**What needs to be done**
Take from the listing each line that has the string "전처리기".

--- Supplied entries ---

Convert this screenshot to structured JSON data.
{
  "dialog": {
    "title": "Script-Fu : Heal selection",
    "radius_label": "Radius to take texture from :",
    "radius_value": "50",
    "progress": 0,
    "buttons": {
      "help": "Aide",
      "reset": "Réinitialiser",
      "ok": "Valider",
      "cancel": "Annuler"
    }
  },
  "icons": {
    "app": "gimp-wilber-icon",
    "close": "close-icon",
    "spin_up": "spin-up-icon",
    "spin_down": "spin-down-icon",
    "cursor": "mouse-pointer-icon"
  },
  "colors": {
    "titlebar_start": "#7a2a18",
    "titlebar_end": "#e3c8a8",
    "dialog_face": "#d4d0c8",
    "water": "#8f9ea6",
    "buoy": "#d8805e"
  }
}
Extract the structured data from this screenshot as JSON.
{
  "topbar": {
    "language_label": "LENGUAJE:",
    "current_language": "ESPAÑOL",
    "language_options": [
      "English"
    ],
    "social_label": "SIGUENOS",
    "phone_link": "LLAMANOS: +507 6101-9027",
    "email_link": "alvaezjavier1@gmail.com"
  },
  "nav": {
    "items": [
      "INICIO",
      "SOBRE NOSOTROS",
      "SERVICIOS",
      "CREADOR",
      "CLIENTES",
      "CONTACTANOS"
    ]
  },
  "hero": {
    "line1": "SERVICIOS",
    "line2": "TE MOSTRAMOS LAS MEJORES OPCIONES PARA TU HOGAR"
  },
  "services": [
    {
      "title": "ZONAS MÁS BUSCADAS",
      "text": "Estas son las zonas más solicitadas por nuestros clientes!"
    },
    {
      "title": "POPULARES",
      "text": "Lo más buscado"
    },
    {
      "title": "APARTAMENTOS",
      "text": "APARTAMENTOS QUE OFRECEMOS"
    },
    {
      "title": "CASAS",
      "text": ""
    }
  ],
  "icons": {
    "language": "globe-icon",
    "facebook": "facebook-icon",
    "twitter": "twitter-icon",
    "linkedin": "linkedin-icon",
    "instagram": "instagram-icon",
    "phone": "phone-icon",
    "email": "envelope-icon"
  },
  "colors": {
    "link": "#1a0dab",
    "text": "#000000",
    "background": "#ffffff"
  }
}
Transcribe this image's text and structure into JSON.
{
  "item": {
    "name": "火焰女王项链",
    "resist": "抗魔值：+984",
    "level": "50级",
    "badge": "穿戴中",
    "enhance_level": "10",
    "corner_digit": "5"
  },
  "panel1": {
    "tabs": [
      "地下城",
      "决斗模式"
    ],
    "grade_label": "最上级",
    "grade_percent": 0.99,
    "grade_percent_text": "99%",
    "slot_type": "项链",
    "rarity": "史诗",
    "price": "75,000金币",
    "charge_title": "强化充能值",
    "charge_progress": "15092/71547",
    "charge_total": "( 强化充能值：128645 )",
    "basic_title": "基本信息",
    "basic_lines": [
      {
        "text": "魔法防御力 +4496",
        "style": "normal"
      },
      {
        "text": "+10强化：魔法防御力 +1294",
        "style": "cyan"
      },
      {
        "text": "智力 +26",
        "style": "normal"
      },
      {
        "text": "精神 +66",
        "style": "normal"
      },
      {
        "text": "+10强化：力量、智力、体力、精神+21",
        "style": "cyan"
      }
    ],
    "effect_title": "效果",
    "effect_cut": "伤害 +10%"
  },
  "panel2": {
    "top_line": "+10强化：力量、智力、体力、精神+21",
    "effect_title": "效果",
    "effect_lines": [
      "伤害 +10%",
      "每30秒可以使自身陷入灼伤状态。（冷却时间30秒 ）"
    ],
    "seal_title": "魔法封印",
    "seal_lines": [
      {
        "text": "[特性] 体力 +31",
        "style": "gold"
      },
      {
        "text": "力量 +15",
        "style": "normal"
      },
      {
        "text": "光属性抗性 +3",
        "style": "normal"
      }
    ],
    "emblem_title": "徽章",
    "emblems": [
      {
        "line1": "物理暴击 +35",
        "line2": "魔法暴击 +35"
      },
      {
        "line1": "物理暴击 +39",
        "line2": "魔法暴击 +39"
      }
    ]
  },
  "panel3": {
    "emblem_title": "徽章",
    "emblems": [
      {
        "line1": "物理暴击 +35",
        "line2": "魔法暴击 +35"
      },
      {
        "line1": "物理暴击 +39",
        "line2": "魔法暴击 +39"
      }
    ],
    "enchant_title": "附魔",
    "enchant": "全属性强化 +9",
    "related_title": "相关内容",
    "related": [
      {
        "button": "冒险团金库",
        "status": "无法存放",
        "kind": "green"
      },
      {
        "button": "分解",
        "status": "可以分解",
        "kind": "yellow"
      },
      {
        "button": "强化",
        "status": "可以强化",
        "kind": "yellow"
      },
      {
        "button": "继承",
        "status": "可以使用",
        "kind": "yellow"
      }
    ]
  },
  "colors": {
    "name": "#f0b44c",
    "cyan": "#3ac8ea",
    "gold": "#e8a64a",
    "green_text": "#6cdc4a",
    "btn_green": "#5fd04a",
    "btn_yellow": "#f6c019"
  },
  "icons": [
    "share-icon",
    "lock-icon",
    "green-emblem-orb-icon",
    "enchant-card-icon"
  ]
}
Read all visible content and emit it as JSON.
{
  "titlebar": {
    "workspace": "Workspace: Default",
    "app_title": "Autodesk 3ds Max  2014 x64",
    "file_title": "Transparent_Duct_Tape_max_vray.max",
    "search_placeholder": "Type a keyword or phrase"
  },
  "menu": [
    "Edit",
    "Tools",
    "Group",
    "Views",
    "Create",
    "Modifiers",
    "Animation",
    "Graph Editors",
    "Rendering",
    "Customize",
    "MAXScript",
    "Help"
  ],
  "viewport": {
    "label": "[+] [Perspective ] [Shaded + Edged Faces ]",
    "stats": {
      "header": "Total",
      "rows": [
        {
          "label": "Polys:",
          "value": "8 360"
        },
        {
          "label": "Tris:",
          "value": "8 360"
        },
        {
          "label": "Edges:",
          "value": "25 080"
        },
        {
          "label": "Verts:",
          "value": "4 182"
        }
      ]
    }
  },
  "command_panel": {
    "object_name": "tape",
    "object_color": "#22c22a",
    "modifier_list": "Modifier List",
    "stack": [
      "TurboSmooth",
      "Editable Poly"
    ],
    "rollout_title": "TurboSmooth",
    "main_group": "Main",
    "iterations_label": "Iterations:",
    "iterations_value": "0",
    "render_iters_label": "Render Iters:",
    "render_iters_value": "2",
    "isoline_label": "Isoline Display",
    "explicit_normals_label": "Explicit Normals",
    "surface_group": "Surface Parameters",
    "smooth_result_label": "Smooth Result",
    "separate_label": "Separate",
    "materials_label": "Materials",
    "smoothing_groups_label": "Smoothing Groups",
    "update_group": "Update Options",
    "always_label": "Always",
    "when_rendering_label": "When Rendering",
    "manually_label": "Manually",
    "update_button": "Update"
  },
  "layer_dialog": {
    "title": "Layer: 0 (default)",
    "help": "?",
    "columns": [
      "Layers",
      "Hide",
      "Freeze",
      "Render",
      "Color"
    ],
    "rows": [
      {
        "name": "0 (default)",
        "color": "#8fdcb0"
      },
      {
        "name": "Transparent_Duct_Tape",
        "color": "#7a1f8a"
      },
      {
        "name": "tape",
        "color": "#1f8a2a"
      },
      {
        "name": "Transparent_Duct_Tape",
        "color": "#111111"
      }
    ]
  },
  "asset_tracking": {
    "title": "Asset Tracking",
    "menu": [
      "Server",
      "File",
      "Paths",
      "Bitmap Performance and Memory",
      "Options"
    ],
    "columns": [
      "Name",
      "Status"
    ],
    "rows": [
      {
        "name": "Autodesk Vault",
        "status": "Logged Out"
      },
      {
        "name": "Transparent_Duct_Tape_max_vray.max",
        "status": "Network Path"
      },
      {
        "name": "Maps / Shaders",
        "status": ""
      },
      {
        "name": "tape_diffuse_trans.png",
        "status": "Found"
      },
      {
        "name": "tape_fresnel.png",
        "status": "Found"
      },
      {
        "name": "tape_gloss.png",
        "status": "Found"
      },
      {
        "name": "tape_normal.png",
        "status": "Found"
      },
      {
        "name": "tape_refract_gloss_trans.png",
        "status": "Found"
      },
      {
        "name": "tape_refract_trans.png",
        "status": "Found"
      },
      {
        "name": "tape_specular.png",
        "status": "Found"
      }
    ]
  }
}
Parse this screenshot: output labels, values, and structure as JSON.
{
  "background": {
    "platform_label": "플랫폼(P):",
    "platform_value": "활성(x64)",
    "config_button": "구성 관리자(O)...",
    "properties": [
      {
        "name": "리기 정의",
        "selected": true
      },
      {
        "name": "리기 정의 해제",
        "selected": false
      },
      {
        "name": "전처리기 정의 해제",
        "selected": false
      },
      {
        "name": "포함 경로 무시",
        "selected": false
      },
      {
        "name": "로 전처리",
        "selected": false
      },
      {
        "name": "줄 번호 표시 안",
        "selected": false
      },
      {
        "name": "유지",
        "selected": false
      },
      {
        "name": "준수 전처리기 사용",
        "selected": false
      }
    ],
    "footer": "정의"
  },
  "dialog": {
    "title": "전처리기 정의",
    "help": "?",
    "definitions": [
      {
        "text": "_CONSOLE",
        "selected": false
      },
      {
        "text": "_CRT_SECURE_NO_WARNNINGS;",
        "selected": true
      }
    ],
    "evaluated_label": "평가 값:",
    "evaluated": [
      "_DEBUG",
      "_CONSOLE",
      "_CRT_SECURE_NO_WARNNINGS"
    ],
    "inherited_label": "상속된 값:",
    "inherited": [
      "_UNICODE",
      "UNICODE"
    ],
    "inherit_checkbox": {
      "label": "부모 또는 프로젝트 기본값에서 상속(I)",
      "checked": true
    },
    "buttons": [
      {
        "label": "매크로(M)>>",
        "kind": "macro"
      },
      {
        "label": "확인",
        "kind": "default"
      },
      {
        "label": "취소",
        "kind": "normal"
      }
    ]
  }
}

---

**Finished task**
        "name": "전처리기 정의 해제",
        "name": "준수 전처리기 사용",
    "title": "전처리기 정의",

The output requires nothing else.